◆ Job: Search the listing below for the word "badge" and copy each line that holds it.

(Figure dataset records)

--*--

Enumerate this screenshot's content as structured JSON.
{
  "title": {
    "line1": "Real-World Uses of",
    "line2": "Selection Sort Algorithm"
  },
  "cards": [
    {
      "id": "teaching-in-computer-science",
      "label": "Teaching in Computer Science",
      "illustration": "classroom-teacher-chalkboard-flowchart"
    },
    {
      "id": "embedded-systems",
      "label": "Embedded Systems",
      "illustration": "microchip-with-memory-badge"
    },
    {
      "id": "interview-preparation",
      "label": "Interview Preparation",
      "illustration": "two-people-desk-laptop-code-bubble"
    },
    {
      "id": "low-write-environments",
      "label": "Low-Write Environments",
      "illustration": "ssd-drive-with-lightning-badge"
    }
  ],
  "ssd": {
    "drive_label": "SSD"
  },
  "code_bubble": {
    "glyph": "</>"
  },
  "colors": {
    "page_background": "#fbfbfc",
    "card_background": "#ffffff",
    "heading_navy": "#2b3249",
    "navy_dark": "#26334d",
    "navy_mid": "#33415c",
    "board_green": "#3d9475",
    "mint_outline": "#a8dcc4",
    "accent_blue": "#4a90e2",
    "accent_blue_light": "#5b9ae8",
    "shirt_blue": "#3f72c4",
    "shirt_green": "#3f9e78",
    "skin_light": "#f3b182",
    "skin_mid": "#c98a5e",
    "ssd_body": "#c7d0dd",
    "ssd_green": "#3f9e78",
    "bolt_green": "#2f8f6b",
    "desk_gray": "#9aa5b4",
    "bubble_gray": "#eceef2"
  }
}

--*--

◆ Solution:
      "illustration": "microchip-with-memory-badge"
      "illustration": "ssd-drive-with-lightning-badge"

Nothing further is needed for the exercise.